##### Dataset

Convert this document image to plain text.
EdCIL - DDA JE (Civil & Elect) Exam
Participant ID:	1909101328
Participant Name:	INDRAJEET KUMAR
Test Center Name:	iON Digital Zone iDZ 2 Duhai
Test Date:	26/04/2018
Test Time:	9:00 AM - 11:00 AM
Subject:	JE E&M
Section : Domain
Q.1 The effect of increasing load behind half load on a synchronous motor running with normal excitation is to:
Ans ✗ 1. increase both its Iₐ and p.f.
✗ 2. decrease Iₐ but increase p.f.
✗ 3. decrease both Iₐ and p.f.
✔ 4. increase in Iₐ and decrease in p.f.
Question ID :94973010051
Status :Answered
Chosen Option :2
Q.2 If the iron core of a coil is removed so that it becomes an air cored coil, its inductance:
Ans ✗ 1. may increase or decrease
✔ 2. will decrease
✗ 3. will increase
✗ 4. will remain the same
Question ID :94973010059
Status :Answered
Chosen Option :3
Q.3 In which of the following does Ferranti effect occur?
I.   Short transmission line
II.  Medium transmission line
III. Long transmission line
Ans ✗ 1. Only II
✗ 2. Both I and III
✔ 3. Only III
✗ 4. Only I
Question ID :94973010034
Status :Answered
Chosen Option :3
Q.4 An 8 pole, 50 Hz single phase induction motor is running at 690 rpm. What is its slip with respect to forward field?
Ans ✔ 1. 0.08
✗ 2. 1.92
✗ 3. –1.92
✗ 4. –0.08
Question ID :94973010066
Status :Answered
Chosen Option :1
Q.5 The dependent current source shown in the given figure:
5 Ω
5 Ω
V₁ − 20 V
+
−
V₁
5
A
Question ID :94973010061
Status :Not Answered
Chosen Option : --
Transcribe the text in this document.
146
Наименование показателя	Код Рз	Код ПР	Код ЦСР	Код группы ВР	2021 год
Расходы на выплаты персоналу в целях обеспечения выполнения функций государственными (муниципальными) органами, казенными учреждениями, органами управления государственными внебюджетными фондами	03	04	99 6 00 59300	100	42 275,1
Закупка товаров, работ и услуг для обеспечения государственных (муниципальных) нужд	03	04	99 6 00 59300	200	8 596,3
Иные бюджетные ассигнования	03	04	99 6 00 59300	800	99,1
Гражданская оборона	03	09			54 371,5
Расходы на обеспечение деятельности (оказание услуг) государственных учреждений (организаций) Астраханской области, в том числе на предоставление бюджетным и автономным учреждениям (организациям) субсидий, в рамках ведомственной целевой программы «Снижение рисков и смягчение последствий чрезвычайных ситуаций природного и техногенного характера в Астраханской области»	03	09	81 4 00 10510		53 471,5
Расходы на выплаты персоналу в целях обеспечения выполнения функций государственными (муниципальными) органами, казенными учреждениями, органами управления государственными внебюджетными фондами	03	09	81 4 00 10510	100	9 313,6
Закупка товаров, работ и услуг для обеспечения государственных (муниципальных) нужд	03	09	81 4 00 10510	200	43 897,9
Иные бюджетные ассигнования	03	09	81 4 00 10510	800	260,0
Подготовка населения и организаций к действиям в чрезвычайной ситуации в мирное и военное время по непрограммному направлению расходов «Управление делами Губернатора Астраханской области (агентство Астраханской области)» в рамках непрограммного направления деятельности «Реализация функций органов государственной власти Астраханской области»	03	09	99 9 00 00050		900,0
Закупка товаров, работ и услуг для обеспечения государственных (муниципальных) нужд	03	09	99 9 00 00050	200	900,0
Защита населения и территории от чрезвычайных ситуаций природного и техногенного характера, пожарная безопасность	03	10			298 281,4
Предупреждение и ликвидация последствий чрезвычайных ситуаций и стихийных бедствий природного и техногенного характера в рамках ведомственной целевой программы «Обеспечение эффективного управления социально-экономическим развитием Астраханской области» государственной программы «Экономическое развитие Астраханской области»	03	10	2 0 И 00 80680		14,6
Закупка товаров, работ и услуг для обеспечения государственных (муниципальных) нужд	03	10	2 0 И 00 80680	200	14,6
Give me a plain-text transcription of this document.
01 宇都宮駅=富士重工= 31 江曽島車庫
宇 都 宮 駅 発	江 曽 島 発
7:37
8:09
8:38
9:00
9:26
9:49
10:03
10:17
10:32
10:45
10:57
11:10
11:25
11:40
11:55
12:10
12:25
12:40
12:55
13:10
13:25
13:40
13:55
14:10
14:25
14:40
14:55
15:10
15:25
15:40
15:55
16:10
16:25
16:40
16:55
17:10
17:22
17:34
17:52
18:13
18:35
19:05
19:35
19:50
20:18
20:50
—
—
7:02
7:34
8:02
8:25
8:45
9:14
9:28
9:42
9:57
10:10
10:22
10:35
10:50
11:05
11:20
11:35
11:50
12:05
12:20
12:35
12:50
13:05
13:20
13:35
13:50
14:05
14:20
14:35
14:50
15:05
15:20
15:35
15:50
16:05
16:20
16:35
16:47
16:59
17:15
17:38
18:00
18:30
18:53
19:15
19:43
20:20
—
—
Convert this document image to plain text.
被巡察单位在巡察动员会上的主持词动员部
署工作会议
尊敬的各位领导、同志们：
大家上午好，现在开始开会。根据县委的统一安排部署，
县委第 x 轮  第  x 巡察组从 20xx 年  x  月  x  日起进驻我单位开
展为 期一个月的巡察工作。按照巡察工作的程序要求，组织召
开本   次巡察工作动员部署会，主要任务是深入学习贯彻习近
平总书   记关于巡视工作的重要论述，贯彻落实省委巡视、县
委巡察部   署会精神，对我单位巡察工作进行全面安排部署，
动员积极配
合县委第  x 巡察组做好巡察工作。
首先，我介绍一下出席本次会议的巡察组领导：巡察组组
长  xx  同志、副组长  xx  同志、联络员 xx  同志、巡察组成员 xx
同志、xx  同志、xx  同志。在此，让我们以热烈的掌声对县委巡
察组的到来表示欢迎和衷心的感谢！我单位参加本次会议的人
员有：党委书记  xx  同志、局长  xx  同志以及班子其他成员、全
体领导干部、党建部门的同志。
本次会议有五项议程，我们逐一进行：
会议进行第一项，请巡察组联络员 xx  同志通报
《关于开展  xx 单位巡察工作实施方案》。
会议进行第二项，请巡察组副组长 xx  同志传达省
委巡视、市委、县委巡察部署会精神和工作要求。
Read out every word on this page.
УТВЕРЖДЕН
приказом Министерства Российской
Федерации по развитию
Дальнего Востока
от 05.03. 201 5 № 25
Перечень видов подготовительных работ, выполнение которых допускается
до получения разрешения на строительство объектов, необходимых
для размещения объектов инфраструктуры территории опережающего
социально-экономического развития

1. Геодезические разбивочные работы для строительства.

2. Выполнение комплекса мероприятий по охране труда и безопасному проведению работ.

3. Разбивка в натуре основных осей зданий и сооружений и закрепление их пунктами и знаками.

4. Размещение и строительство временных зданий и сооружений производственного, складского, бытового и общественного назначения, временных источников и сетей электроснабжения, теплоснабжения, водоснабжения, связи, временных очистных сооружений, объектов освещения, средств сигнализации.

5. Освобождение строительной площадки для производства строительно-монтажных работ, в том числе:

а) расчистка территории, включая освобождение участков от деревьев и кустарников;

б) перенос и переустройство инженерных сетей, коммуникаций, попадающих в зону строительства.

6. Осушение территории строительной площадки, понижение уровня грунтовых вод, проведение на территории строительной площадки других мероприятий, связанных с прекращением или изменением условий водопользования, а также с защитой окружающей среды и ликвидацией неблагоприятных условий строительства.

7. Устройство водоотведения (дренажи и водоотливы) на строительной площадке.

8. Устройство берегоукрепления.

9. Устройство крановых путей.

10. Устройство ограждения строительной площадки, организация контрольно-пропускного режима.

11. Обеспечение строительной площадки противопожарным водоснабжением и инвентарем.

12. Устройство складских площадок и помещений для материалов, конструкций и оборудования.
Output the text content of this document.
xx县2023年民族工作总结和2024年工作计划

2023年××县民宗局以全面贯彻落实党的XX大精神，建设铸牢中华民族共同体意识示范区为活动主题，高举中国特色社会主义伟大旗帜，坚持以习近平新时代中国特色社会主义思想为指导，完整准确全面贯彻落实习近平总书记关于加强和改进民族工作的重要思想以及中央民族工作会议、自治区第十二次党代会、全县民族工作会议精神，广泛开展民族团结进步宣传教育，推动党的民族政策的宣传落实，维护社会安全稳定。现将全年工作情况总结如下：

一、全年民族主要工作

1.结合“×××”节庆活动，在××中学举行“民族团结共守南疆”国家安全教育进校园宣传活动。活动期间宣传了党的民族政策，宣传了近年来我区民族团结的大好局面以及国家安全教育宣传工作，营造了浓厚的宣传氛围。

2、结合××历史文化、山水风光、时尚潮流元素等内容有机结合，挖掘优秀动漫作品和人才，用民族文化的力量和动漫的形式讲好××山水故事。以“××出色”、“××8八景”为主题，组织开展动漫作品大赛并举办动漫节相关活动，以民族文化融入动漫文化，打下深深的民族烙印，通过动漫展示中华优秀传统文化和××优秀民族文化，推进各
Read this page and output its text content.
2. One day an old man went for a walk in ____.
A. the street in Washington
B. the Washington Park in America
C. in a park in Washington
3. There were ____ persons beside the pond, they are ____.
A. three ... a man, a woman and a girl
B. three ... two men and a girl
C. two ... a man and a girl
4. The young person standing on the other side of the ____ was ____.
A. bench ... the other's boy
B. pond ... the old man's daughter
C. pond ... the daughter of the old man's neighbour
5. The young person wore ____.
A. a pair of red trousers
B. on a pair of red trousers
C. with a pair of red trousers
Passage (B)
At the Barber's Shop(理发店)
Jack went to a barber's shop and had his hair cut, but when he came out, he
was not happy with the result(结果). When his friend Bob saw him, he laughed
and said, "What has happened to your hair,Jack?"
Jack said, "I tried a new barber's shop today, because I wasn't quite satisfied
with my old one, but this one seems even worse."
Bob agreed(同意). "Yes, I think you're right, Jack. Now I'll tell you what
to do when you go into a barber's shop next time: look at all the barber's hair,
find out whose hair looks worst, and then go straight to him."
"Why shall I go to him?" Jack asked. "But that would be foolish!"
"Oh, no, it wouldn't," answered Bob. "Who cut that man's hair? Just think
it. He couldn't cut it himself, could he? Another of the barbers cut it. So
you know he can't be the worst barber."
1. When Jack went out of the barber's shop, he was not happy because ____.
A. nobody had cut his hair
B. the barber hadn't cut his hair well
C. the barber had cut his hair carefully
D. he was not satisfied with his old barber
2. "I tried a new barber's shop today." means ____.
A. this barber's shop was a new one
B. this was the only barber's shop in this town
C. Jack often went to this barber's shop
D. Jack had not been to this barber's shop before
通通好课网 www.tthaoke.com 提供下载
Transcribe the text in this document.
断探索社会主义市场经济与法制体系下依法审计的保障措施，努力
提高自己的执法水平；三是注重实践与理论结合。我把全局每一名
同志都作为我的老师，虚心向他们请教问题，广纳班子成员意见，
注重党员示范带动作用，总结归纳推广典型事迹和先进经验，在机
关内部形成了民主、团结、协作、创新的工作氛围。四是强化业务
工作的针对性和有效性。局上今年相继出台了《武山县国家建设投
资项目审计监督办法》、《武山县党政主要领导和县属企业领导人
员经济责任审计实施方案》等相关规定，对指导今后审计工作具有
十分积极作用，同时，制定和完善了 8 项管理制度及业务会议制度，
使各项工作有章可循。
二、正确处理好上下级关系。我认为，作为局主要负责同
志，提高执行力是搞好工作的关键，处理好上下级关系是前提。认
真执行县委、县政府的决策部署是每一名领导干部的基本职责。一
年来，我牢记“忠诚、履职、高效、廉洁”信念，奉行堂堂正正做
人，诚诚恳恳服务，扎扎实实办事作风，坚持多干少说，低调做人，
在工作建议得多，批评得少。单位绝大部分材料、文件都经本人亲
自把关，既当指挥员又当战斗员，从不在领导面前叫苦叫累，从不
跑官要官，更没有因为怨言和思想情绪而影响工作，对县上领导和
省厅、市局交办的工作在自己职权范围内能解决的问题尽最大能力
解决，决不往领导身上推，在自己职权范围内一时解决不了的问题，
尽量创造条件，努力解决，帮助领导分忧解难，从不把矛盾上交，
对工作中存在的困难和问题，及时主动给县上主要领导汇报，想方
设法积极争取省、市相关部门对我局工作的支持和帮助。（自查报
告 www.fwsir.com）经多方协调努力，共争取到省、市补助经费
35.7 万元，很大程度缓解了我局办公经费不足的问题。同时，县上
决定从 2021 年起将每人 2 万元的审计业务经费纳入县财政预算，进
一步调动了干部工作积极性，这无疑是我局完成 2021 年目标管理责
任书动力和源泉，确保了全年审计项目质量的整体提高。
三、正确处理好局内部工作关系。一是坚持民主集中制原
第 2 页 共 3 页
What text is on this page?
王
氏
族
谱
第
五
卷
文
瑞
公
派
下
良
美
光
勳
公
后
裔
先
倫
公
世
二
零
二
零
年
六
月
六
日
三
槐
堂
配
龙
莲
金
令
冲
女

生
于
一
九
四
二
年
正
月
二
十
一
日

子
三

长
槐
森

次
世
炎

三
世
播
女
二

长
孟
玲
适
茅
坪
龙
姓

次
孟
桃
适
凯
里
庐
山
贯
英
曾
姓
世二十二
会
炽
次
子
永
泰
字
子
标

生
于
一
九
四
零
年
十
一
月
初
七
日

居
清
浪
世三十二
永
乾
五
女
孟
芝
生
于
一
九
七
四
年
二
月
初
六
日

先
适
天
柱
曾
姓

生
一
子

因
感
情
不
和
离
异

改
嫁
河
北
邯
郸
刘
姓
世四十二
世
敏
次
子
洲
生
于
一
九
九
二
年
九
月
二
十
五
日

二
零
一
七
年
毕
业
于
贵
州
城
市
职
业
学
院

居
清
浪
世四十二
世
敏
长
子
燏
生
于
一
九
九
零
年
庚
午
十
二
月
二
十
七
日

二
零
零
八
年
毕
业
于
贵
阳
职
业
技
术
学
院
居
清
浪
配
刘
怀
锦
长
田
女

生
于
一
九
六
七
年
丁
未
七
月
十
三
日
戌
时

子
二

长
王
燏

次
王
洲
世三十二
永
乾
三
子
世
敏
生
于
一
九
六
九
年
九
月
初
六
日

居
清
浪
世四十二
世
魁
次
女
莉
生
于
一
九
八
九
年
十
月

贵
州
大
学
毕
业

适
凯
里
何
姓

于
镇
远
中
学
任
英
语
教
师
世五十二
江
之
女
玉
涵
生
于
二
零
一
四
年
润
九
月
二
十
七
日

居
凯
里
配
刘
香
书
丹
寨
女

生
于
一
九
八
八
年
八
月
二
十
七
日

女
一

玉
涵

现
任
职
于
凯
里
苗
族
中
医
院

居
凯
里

##########

Challenge:
Copy out each line of the data where the string "said" appears.

Written solution:
and said, "What has happened to your hair,Jack?"
Jack said, "I tried a new barber's shop today, because I wasn't quite satisfied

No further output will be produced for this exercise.